>> begin Stored data

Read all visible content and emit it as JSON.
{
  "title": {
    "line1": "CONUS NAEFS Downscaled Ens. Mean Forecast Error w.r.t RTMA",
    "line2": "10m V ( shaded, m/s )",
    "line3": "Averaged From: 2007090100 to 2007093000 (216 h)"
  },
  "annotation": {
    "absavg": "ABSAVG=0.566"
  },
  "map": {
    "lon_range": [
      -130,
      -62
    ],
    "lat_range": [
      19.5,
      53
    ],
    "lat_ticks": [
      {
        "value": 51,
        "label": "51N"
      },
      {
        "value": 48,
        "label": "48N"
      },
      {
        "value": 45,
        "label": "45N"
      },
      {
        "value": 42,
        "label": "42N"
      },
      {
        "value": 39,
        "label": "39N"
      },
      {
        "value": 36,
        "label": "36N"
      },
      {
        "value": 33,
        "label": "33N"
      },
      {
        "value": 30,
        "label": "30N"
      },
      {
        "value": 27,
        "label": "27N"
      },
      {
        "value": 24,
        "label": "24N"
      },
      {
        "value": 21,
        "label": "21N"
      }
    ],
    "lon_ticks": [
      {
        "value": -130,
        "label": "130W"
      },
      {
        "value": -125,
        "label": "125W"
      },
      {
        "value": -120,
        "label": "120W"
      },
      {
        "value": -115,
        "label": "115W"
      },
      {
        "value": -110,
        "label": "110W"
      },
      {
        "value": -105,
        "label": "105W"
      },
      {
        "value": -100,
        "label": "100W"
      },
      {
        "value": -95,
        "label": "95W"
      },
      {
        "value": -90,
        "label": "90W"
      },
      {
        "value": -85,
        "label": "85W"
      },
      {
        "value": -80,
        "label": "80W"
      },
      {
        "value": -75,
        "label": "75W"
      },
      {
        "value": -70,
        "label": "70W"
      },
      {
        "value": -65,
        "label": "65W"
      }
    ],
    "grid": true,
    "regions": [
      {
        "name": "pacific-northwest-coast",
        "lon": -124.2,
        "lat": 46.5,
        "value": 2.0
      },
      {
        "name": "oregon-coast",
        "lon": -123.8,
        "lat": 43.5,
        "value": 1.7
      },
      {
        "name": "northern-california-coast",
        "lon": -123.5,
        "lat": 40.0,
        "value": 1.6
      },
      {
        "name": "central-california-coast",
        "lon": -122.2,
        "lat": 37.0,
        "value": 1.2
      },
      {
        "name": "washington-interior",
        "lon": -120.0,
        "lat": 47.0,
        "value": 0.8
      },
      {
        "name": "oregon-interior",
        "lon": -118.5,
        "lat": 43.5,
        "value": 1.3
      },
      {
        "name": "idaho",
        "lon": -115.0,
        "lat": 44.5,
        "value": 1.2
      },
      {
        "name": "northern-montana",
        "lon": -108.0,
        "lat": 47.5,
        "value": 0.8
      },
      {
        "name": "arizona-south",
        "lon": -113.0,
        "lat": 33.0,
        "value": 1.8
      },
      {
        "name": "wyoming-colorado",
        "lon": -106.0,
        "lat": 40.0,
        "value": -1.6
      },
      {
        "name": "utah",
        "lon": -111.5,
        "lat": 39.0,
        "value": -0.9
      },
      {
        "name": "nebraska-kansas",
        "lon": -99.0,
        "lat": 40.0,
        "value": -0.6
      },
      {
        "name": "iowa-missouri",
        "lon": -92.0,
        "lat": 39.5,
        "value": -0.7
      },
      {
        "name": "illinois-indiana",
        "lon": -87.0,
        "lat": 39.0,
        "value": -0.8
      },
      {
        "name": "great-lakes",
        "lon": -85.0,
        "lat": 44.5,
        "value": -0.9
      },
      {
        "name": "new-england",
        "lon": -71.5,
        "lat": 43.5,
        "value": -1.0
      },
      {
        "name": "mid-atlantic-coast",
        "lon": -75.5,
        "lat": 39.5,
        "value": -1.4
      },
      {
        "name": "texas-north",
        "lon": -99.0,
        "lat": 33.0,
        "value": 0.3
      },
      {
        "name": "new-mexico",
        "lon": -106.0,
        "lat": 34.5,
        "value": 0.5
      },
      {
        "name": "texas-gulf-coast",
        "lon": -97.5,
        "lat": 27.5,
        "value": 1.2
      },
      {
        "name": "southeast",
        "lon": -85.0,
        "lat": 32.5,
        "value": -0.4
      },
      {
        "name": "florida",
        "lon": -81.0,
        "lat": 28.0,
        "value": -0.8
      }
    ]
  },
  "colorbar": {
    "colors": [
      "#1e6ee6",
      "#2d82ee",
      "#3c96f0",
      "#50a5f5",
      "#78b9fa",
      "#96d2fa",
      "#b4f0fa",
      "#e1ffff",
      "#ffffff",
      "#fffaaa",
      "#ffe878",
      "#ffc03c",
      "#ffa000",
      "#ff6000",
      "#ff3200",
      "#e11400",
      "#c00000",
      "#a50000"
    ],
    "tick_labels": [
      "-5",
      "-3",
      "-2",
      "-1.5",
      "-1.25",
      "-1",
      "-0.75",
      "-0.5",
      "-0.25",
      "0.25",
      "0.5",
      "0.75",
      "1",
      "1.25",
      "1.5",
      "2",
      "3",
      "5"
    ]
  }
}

>> end Stored data

Find the lines containing "oregon" and list every one of them.

        "name": "oregon-coast",
        "name": "oregon-interior",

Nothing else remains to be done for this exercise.